Rewrite the lines below, replacing "bounding boxes" with "box coordinates" and leaving everything else as it is. Omit the pictures from your answer.

● ● ●

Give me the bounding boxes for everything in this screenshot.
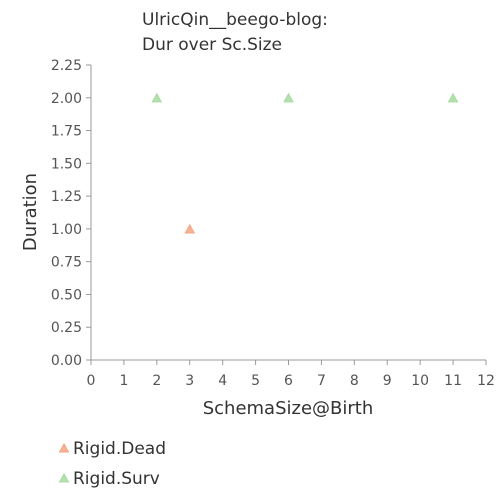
data-point-rigid-dead — [184, 223, 196, 234]
x-tick-label: 8 — [350, 373, 359, 389]
legend: Rigid.Dead Rigid.Surv — [58, 439, 166, 489]
x-tick-label: 0 — [87, 373, 96, 389]
legend-marker-rigid-dead — [58, 442, 70, 453]
chart-title-line-1: UlricQin__beego-blog: — [142, 10, 328, 30]
y-axis-label: Duration — [20, 173, 41, 251]
legend-marker-rigid-surv — [58, 472, 70, 483]
y-tick-label: 0.50 — [51, 287, 82, 303]
legend-label-rigid-surv: Rigid.Surv — [73, 469, 160, 489]
x-tick-label: 2 — [152, 373, 161, 389]
y-tick-label: 0.75 — [51, 255, 82, 271]
x-tick-label: 7 — [317, 373, 326, 389]
x-tick-label: 5 — [251, 373, 260, 389]
y-tick-label: 0.00 — [51, 353, 82, 369]
x-axis-label: SchemaSize@Birth — [203, 398, 374, 419]
y-tick-label: 1.75 — [51, 124, 82, 140]
x-ticks: 0 1 2 3 4 5 6 7 8 9 10 11 12 — [87, 360, 495, 389]
axes: 0.00 0.25 0.50 0.75 1.00 1.25 1.50 1.75 2.00 2.25… — [51, 58, 495, 389]
y-tick-label: 1.25 — [51, 189, 82, 205]
x-tick-label: 9 — [383, 373, 392, 389]
x-tick-label: 12 — [477, 373, 495, 389]
x-tick-label: 4 — [218, 373, 227, 389]
x-tick-label: 1 — [119, 373, 128, 389]
chart-title-line-2: Dur over Sc.Size — [142, 35, 282, 55]
data-points — [151, 92, 459, 234]
data-point-rigid-surv — [447, 92, 459, 103]
y-tick-label: 2.25 — [51, 58, 82, 74]
y-tick-label: 2.00 — [51, 91, 82, 107]
legend-label-rigid-dead: Rigid.Dead — [73, 439, 166, 459]
data-point-rigid-surv — [151, 92, 163, 103]
data-point-rigid-surv — [283, 92, 294, 103]
y-tick-label: 0.25 — [51, 320, 82, 336]
x-tick-label: 11 — [444, 373, 462, 389]
x-tick-label: 3 — [185, 373, 194, 389]
y-tick-label: 1.50 — [51, 156, 82, 172]
y-ticks: 0.00 0.25 0.50 0.75 1.00 1.25 1.50 1.75 2.00 2.25 — [51, 58, 91, 369]
y-tick-label: 1.00 — [51, 222, 82, 238]
x-tick-label: 10 — [411, 373, 429, 389]
x-tick-label: 6 — [284, 373, 293, 389]
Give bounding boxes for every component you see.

● ● ●

→ TASK RESULT
Give me the box coordinates for everything in this screenshot.
data-point-rigid-dead — [184, 223, 196, 234]
x-tick-label: 8 — [350, 373, 359, 389]
legend: Rigid.Dead Rigid.Surv — [58, 439, 166, 489]
x-tick-label: 0 — [87, 373, 96, 389]
legend-marker-rigid-dead — [58, 442, 70, 453]
chart-title-line-1: UlricQin__beego-blog: — [142, 10, 328, 30]
y-axis-label: Duration — [20, 173, 41, 251]
legend-marker-rigid-surv — [58, 472, 70, 483]
y-tick-label: 0.50 — [51, 287, 82, 303]
legend-label-rigid-surv: Rigid.Surv — [73, 469, 160, 489]
x-tick-label: 2 — [152, 373, 161, 389]
y-tick-label: 0.75 — [51, 255, 82, 271]
x-tick-label: 7 — [317, 373, 326, 389]
x-tick-label: 5 — [251, 373, 260, 389]
y-tick-label: 0.00 — [51, 353, 82, 369]
x-axis-label: SchemaSize@Birth — [203, 398, 374, 419]
y-tick-label: 1.75 — [51, 124, 82, 140]
x-ticks: 0 1 2 3 4 5 6 7 8 9 10 11 12 — [87, 360, 495, 389]
axes: 0.00 0.25 0.50 0.75 1.00 1.25 1.50 1.75 2.00 2.25… — [51, 58, 495, 389]
y-tick-label: 1.25 — [51, 189, 82, 205]
x-tick-label: 9 — [383, 373, 392, 389]
x-tick-label: 12 — [477, 373, 495, 389]
x-tick-label: 4 — [218, 373, 227, 389]
x-tick-label: 1 — [119, 373, 128, 389]
chart-title-line-2: Dur over Sc.Size — [142, 35, 282, 55]
data-points — [151, 92, 459, 234]
data-point-rigid-surv — [447, 92, 459, 103]
y-tick-label: 2.25 — [51, 58, 82, 74]
y-tick-label: 2.00 — [51, 91, 82, 107]
legend-label-rigid-dead: Rigid.Dead — [73, 439, 166, 459]
data-point-rigid-surv — [151, 92, 163, 103]
data-point-rigid-surv — [283, 92, 294, 103]
y-tick-label: 0.25 — [51, 320, 82, 336]
x-tick-label: 11 — [444, 373, 462, 389]
x-tick-label: 3 — [185, 373, 194, 389]
y-tick-label: 1.50 — [51, 156, 82, 172]
y-ticks: 0.00 0.25 0.50 0.75 1.00 1.25 1.50 1.75 2.00 2.25 — [51, 58, 91, 369]
y-tick-label: 1.00 — [51, 222, 82, 238]
x-tick-label: 10 — [411, 373, 429, 389]
x-tick-label: 6 — [284, 373, 293, 389]
Give box coordinates for every component you see.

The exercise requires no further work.